Short task: Find and copy every line in the records that includes the string "панели".

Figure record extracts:
= = = = = = =
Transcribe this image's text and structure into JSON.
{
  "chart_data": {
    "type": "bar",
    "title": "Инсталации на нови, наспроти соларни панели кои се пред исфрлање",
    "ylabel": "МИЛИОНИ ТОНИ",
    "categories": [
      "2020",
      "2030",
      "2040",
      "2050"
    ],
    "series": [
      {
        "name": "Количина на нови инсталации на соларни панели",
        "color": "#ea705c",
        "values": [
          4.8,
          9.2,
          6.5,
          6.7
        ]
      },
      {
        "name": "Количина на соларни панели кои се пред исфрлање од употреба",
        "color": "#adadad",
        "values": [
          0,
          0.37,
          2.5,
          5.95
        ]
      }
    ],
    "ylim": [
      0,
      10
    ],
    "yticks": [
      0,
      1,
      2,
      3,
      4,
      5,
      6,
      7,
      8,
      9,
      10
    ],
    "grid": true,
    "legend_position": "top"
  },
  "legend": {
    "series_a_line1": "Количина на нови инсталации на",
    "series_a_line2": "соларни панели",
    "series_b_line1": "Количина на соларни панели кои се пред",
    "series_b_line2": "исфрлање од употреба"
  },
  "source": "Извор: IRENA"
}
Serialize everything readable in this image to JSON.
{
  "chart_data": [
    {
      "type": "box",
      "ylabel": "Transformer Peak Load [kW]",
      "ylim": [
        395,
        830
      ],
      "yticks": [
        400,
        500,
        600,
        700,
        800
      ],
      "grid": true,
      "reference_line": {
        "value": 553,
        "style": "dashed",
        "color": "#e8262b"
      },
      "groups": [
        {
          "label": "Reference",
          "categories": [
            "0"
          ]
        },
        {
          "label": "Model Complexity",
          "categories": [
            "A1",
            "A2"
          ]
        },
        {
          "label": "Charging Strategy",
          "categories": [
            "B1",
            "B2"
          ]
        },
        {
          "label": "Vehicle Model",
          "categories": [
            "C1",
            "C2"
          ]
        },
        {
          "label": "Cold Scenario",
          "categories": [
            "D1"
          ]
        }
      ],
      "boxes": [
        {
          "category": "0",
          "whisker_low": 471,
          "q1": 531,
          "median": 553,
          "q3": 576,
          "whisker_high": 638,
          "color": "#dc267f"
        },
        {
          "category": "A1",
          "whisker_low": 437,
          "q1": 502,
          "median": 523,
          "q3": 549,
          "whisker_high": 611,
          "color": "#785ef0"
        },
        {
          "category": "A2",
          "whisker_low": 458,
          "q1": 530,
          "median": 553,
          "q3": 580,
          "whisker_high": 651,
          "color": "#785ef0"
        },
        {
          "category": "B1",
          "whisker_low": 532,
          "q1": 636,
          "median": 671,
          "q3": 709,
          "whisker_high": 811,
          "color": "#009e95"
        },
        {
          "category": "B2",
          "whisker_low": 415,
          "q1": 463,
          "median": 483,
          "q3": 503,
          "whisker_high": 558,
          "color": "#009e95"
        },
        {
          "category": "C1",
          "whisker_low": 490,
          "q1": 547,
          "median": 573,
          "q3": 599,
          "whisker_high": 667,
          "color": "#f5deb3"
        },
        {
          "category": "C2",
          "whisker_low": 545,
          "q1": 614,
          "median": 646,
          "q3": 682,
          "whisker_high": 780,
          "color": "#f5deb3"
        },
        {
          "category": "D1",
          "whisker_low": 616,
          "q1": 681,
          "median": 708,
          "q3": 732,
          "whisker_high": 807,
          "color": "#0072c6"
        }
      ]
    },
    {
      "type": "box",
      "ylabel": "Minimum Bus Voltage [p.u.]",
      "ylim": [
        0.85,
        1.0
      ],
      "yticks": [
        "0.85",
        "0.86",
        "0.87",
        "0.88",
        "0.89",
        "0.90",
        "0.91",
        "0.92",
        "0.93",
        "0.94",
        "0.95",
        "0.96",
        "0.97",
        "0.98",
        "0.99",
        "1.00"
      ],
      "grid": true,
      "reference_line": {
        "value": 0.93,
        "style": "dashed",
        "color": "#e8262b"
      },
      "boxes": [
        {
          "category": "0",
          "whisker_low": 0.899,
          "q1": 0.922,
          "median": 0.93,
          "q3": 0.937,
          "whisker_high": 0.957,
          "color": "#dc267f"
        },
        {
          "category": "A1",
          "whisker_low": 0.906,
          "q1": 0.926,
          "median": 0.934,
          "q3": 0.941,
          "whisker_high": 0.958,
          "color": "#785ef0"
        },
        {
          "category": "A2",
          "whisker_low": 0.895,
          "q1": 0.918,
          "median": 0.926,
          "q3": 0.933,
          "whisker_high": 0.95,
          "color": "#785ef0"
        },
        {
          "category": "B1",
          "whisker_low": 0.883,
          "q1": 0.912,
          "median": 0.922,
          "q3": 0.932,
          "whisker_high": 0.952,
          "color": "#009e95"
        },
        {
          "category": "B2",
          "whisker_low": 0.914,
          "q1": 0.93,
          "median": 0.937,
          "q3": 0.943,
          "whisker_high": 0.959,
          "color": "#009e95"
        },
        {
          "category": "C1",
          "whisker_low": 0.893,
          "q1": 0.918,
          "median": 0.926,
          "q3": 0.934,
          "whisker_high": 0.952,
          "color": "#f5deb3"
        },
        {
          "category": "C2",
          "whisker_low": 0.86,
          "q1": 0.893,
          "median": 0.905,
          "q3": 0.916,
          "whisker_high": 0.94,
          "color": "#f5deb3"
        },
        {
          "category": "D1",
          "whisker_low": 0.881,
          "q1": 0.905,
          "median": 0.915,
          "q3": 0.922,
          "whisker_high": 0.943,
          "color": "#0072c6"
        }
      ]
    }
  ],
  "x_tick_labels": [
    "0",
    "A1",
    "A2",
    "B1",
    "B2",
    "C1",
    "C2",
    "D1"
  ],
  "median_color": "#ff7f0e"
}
= = = = = = =
Output below:
    "title": "Инсталации на нови, наспроти соларни панели кои се пред исфрлање",
        "name": "Количина на нови инсталации на соларни панели",
        "name": "Количина на соларни панели кои се пред исфрлање од употреба",
    "series_a_line2": "соларни панели",
    "series_b_line1": "Количина на соларни панели кои се пред",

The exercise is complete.